**TASK STATEMENT**
Output each line exactly as it appears, skipping any embedded picture.

**INPUT MATERIAL**
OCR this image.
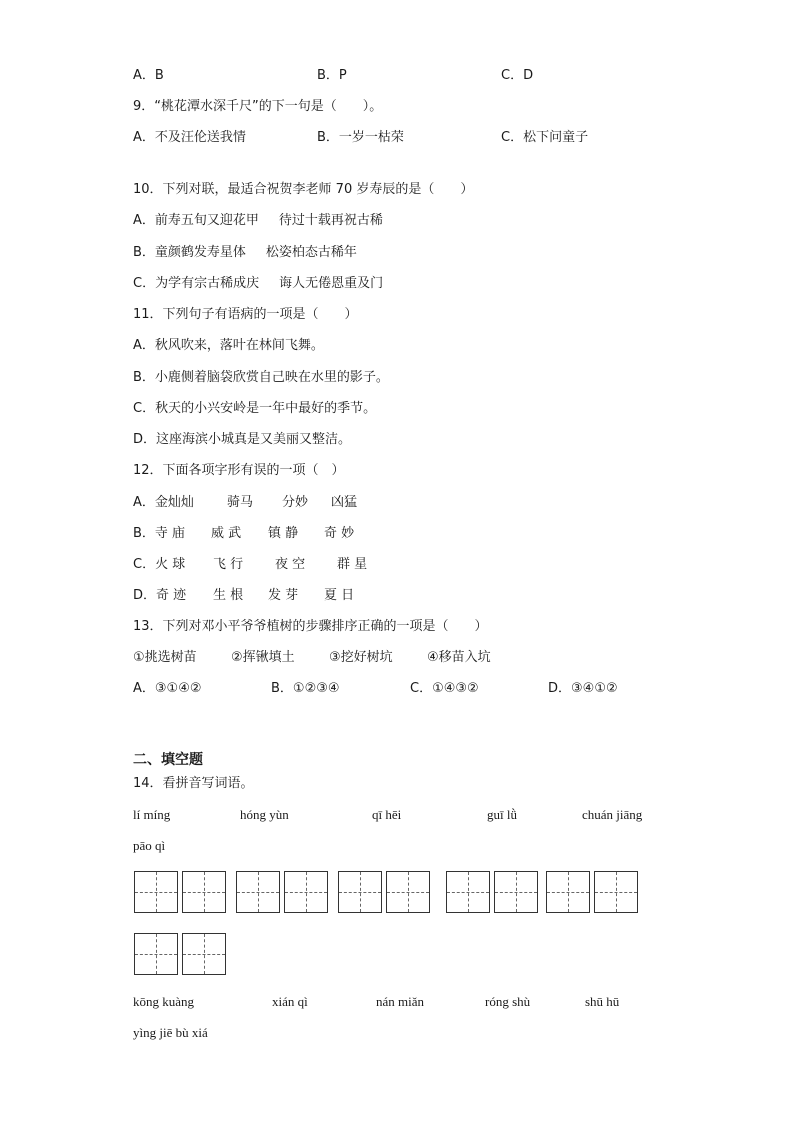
A．B	B．P	C．D
9．“桃花潭水深千尺”的下一句是（　　）。
A．不及汪伦送我情	B．一岁一枯荣	C．松下问童子
10．下列对联，最适合祝贺李老师 70 岁寿辰的是（　　）
A．前寿五旬又迎花甲 待过十载再祝古稀
B．童颜鹤发寿星体 松姿柏态古稀年
C．为学有宗古稀成庆 诲人无倦恩重及门
11．下列句子有语病的一项是（　　）
A．秋风吹来，落叶在林间飞舞。
B．小鹿侧着脑袋欣赏自己映在水里的影子。
C．秋天的小兴安岭是一年中最好的季节。
D．这座海滨小城真是又美丽又整洁。
12．下面各项字形有误的一项（　）
A．金灿灿	骑马 分妙 凶猛
B．寺 庙 威 武 镇 静 奇 妙
C．火 球 飞 行 夜 空 群 星
D．奇 迹 生 根 发 芽 夏 日
13．下列对邓小平爷爷植树的步骤排序正确的一项是（　　）
①挑选树苗	②挥锹填土	③挖好树坑	④移苗入坑
A．③①④②	B．①②③④	C．①④③②	D．③④①②
二、填空题
14．看拼音写词语。
lí míng	hóng yùn	qī hēi	guī lǜ	chuán jiāng
pāo qì
kōng kuàng	xián qì	nán miǎn	róng shù	shū hū
yìng jiē bù xiá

**SOLUTION**
OCR this image.
A．B	B．P	C．D
9．“桃花潭水深千尺”的下一句是（　　）。
A．不及汪伦送我情	B．一岁一枯荣	C．松下问童子
10．下列对联，最适合祝贺李老师 70 岁寿辰的是（　　）
A．前寿五旬又迎花甲 待过十载再祝古稀
B．童颜鹤发寿星体 松姿柏态古稀年
C．为学有宗古稀成庆 诲人无倦恩重及门
11．下列句子有语病的一项是（　　）
A．秋风吹来，落叶在林间飞舞。
B．小鹿侧着脑袋欣赏自己映在水里的影子。
C．秋天的小兴安岭是一年中最好的季节。
D．这座海滨小城真是又美丽又整洁。
12．下面各项字形有误的一项（　）
A．金灿灿	骑马 分妙 凶猛
B．寺 庙 威 武 镇 静 奇 妙
C．火 球 飞 行 夜 空 群 星
D．奇 迹 生 根 发 芽 夏 日
13．下列对邓小平爷爷植树的步骤排序正确的一项是（　　）
①挑选树苗	②挥锹填土	③挖好树坑	④移苗入坑
A．③①④②	B．①②③④	C．①④③②	D．③④①②
二、填空题
14．看拼音写词语。
lí míng	hóng yùn	qī hēi	guī lǜ	chuán jiāng
pāo qì
kōng kuàng	xián qì	nán miǎn	róng shù	shū hū
yìng jiē bù xiá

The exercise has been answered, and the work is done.